STATED PROBLEM: Reproduce each line that includes the word "true".

WORKING DATA:

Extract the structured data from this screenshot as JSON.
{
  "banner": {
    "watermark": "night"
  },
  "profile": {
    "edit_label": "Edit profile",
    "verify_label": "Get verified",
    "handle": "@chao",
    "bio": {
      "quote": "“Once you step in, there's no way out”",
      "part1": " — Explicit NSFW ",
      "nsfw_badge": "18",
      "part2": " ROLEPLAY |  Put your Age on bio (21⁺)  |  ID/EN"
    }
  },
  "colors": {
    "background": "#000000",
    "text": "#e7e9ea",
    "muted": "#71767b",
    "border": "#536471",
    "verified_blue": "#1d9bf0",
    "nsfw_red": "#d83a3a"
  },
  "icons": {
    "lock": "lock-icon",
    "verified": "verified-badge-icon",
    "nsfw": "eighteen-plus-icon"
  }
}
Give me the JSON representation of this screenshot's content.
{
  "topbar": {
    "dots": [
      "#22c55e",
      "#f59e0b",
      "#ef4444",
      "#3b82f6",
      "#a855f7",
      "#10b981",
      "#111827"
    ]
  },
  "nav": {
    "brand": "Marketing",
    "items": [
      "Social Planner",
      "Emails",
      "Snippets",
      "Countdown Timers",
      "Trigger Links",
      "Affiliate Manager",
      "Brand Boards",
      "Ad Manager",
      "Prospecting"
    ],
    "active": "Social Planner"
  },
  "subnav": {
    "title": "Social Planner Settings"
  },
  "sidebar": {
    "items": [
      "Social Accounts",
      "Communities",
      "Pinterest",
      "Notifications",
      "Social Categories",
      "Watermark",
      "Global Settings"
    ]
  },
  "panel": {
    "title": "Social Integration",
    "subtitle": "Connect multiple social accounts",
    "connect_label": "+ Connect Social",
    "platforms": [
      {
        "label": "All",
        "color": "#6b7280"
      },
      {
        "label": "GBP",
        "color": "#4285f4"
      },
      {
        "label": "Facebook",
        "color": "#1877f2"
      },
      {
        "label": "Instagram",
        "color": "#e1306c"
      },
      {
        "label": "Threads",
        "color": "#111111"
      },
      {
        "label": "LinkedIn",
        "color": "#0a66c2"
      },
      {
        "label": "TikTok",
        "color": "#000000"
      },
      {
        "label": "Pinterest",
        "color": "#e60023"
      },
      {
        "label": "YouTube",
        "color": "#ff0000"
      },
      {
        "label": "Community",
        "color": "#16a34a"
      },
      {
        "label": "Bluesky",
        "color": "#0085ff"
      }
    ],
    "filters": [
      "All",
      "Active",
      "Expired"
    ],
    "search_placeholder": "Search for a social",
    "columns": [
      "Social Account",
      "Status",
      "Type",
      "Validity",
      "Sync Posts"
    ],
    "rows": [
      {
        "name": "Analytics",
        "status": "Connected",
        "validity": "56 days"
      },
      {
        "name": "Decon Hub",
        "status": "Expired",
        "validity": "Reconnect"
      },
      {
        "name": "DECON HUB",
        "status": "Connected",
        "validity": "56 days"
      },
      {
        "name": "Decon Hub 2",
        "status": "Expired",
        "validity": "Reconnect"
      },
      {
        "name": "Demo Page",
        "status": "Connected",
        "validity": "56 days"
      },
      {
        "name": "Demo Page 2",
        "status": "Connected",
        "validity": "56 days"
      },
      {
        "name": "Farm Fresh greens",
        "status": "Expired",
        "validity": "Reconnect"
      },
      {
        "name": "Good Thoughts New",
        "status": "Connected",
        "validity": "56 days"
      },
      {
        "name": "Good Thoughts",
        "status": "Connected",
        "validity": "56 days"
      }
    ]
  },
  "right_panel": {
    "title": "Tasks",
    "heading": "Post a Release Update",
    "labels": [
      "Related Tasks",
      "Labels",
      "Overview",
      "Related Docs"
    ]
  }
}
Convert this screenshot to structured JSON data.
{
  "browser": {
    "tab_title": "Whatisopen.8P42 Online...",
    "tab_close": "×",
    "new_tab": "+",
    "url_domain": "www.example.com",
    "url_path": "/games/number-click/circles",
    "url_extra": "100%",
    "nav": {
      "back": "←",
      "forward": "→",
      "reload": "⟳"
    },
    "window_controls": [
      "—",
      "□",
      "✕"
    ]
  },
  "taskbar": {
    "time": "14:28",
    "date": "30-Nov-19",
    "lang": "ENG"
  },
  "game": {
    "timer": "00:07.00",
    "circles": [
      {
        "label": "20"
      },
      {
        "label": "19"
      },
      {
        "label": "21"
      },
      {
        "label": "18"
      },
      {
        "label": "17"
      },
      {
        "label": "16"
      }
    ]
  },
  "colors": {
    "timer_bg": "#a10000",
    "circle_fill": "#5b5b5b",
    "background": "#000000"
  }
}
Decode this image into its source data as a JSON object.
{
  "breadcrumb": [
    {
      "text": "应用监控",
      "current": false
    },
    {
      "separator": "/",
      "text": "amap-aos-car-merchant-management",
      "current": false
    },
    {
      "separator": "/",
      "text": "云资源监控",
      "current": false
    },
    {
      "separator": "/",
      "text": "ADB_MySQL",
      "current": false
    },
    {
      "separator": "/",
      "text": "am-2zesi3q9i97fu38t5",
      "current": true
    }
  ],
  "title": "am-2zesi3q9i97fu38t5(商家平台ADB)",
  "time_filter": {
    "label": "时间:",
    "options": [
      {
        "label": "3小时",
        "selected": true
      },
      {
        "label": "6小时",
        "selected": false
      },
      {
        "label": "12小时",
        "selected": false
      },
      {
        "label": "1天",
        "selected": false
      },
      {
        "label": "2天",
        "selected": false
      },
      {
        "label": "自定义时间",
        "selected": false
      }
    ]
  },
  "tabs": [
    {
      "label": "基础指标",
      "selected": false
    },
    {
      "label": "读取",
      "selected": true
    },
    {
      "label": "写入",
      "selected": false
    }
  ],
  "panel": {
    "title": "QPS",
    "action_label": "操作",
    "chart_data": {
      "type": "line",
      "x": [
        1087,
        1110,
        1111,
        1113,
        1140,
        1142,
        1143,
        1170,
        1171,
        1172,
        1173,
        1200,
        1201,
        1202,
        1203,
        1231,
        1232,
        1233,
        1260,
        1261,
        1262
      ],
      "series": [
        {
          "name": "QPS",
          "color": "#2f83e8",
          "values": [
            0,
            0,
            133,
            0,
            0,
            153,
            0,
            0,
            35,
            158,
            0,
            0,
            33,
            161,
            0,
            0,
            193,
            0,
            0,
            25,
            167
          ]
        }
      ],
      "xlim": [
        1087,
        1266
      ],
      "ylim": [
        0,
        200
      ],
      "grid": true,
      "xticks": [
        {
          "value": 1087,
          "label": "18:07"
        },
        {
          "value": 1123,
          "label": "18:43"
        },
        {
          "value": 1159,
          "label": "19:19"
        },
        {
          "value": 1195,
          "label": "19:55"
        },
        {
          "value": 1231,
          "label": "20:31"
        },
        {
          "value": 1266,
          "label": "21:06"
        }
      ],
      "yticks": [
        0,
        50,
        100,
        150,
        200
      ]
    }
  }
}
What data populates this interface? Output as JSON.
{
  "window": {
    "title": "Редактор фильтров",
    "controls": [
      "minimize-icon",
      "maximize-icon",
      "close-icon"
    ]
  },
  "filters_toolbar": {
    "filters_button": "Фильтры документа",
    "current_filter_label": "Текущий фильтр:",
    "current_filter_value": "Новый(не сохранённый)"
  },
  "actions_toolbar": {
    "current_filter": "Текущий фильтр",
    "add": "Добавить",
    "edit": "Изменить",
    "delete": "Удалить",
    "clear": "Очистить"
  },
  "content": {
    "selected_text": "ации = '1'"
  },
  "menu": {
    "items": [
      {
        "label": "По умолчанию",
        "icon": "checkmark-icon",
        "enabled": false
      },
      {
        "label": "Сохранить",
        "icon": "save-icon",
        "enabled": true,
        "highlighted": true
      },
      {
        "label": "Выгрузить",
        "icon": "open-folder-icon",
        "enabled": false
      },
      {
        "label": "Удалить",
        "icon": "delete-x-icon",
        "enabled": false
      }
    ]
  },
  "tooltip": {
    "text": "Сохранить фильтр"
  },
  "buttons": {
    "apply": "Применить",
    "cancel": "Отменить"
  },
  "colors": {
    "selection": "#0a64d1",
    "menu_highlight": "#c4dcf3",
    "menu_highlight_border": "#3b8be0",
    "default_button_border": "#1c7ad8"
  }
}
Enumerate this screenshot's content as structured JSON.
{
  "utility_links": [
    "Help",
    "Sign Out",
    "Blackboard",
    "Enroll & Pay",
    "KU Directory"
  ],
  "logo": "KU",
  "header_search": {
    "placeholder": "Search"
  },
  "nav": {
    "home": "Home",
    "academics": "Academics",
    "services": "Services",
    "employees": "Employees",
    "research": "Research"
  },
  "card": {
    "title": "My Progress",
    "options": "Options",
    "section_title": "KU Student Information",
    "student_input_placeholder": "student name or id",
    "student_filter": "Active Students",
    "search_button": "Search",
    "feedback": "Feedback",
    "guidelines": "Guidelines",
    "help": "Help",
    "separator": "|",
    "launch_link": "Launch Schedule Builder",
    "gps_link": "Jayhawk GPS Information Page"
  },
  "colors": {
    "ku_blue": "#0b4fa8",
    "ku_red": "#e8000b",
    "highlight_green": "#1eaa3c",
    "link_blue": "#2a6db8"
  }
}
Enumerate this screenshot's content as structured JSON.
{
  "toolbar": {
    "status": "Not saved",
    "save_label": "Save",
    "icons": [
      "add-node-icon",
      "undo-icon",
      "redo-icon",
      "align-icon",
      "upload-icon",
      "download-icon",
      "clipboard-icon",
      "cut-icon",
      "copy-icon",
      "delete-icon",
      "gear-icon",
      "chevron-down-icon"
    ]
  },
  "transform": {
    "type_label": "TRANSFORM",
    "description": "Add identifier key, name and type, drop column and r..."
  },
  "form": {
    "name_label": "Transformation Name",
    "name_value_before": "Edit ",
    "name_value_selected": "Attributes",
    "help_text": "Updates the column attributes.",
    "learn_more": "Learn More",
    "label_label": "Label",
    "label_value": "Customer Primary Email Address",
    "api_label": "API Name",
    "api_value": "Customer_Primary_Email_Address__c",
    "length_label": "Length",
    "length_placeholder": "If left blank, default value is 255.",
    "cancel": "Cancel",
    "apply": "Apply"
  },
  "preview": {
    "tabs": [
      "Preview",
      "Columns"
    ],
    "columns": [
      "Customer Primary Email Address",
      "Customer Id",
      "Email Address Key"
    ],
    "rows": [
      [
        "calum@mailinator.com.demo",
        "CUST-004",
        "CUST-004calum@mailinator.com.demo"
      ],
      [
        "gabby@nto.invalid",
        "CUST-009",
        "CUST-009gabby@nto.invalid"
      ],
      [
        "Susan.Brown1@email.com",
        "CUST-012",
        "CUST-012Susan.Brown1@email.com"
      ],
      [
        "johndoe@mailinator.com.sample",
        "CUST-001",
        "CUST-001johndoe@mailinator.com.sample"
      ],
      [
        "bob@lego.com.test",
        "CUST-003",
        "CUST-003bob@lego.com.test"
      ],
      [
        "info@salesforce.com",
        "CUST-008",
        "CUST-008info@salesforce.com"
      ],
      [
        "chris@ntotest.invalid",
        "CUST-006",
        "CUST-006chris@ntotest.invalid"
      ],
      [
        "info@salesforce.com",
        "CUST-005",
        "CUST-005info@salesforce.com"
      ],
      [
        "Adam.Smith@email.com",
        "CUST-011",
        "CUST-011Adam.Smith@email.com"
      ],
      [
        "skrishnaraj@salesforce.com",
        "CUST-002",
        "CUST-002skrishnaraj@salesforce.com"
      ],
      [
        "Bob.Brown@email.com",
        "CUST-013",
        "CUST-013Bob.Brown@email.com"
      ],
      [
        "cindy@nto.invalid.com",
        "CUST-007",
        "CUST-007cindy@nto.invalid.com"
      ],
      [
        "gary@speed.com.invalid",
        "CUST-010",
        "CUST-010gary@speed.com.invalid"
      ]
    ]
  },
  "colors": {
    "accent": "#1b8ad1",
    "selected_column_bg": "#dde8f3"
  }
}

ANSWER TO THIS EXERCISE:
      "current": true
        "selected": true
      "selected": true
      "grid": true,
        "enabled": true,
        "highlighted": true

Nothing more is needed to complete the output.